WRITTEN REQUEST –
Continue the architecture practice text below, starting right after "Sound familiar?"

TEXT PROVIDED –
How can we educate the general public about the importance of the residential architect? Do we celebrate the “art” and “poetry” of architecture too much? Do publications reinforce the false image that architects are only for the elite? What are your thoughts? I’d like to know.

How does one get it all done?

As an Entrepreneur Architect I wear many hats. I’m a designer, a draftsman, a project manager, a construction manager, a book keeper, a marketing director, a salesman, a customer service representative, an IT manager, a boss, a partner, a CEO, a COO, a CFO… the list goes on and on. It can be very stressful. At times, it’s overwhelming. I have the same number of hours each day as everyone else.

How does one get it all done?

David Allen, author of Getting Things Done: The Art of Stress-Free Productivity (GTD), says, “our productivity is directly proportional to our ability to relax. Only when our minds are clear and our thoughts are organized can we achieve effective productivity and unleash our creative potential.”

For each of my responsibilities I have specific things that need to be accomplished. To make it all more manageable, I plan “projects” with a list of tasks required to complete. Breaking down the larger tasks into the smaller bits of an action plan makes it easier to see my progress and keeps stress to a minimum.

Due to the current economy, our business situation changes often, which does not lend itself to keeping “my mind clear and my thoughts organized”. In order to stay focused, I reassess my goals often to confirm they are still relevant. I remind myself what is truly important and review my action plans for each “project”.

In order to be most productive with my email, Allen suggests applying the “do it, delegate it, defer it, drop it” rule to empty your in-box. Schedule specific times each day to organize your email. Address every message. If it will take less than two minutes to complete, do it. If it can be delegated to someone else, send it down the line. If addressing the item will take more than 2 minutes, defer it and schedule a time to address items requiring more attention. If the item is not important, drop it and move on to the next.

The single most important tip to productivity is to know what NOT to do. Be comfortable with saying no and limit tasks to the “projects” that will make a difference in your business.

Whether you follow the GTD method or another system of personal productivity, you need a system. You can’t just show up each day and hope it all works out. Success is planned and will not happen without focusing on the things that matter most.

How do you get it all done?

Let’s talk…

BIM and Integrated Design: Strategies for Architectural Practice

For a long time in my office, BIM was something out there that wasn’t acted upon. We sat on nineteen seats of Revit for nearly two years, stored away in a closet unused – shelfware. Waiting for the right opportunity. Becoming obsolete. Doing no one any good. Taking up valuable storage space. Not earning its keep. And with each month unused, the software weighed on us: waiting for the right time, the right project, the right client, the right phase, the right people to put on the project, the right people to train…

Sound familiar?

SUPPLIED INFORMATION –
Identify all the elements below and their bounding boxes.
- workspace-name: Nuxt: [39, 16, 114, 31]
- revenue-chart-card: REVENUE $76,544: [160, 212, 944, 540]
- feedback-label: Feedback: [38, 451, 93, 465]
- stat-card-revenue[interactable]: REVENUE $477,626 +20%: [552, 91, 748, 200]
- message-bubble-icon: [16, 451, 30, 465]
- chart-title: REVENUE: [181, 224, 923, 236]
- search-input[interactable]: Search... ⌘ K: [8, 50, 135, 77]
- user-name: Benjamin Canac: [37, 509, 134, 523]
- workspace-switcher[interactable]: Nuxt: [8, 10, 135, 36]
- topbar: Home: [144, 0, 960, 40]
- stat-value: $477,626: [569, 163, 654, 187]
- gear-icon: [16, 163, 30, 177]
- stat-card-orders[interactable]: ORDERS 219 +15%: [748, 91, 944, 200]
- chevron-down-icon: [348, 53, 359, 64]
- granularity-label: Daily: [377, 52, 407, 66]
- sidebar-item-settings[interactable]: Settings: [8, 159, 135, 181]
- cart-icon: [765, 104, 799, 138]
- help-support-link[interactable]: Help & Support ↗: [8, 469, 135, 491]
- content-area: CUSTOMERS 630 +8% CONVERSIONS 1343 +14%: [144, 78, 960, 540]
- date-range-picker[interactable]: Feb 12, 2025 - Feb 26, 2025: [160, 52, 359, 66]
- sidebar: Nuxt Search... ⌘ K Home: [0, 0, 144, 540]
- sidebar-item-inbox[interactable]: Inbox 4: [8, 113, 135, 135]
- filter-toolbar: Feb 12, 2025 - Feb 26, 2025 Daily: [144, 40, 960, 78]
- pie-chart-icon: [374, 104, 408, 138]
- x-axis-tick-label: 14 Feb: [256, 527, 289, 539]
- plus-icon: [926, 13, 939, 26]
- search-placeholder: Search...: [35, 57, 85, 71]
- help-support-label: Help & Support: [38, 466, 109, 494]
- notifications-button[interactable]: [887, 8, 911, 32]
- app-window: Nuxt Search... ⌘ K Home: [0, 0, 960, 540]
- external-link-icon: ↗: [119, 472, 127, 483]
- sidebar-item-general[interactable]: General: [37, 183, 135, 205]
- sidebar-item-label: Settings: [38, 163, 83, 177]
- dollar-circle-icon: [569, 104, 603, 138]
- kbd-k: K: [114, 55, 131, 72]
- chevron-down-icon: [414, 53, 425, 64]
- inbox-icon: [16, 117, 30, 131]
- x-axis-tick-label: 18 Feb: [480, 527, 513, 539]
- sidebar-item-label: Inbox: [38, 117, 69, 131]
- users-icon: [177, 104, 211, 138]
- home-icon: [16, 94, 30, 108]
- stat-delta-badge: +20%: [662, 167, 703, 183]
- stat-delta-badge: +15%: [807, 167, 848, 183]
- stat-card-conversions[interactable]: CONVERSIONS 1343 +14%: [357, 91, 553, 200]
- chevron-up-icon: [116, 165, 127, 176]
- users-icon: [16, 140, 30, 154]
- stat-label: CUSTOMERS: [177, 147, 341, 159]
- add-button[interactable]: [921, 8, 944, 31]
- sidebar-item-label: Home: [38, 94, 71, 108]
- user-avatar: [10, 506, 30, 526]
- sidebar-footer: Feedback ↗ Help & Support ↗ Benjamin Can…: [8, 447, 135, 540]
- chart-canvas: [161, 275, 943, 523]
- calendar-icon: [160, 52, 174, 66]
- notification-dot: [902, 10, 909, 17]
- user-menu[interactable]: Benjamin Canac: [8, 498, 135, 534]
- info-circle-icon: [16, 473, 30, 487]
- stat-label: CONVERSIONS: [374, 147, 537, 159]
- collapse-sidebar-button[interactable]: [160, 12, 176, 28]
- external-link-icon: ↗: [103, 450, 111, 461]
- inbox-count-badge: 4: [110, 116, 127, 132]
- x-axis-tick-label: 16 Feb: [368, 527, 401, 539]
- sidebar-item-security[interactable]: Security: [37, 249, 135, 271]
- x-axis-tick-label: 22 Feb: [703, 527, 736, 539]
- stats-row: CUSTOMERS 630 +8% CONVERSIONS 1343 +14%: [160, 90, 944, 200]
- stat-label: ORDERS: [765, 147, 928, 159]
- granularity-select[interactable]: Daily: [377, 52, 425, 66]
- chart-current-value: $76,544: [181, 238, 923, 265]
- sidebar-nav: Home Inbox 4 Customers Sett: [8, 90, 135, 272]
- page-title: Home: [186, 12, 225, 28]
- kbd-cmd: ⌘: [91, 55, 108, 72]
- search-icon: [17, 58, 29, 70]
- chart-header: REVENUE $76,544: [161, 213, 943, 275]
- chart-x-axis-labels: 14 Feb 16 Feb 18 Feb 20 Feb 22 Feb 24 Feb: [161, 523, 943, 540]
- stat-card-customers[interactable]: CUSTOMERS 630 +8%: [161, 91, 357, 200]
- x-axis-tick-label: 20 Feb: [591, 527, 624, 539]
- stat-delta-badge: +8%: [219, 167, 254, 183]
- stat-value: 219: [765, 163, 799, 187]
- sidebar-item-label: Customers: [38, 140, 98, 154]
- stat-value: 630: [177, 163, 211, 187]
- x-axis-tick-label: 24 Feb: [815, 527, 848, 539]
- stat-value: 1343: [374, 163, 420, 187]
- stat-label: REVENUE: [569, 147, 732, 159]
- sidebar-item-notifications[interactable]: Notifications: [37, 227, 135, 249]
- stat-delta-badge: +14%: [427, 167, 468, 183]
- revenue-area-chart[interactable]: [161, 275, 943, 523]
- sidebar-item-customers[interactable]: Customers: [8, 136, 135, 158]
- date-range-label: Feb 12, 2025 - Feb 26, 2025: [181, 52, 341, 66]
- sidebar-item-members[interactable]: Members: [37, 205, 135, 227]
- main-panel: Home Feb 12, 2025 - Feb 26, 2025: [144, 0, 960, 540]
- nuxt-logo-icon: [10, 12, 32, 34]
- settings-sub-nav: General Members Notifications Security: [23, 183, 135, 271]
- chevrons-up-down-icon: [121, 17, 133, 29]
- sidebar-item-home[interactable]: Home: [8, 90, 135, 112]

RESPONSE TO THIS TASK –
Moving away from CAD to BIM (Building Information Modeling) software takes courage. It takes great leaps of faith that BIM will actually help your firm be more efficient. More accurate. More profitable.

If you are one of the many architects ready to take the leap to BIM adoption, but are not quite sure how or when to do it, Randy Deutsch, AIA, LEED AP has written a book for you.

Despite its technical sounding title, BIM and Integrated Design: Strategies for Architectural Practice is much more about people and your firm’s culture than it is about the software. He leaves the business implications, technical requirements, tips and tricks to other authors and discusses, in great depth, how BIM will directly affect your firm… in both good and, possibly, bad ways.

The book is loaded case studies and conversations with leaders in the profession. As an Entrepreneur Architect constantly experimenting with the idea of taking back control and responsibility of the complete design and construction process, the sections dedicated to how BIM and Integrated Design may usher in the return of the Master Builder were especially interesting to me.

Whether you are fully BIM-friendly or waiting for your expensive shelfware to load itself, BIM and Integrated Design: Strategies for Architectural Practice should be added to your reading list.

Edit and Amplify

This month’s Fast Company magazine cover story… A very interesting article about Nike CEO (and former star designer) Mark Parker. Certainly worth reading.

It Pays to be Nice

Tonight I met with a couple to discuss plans for their home’s renovation.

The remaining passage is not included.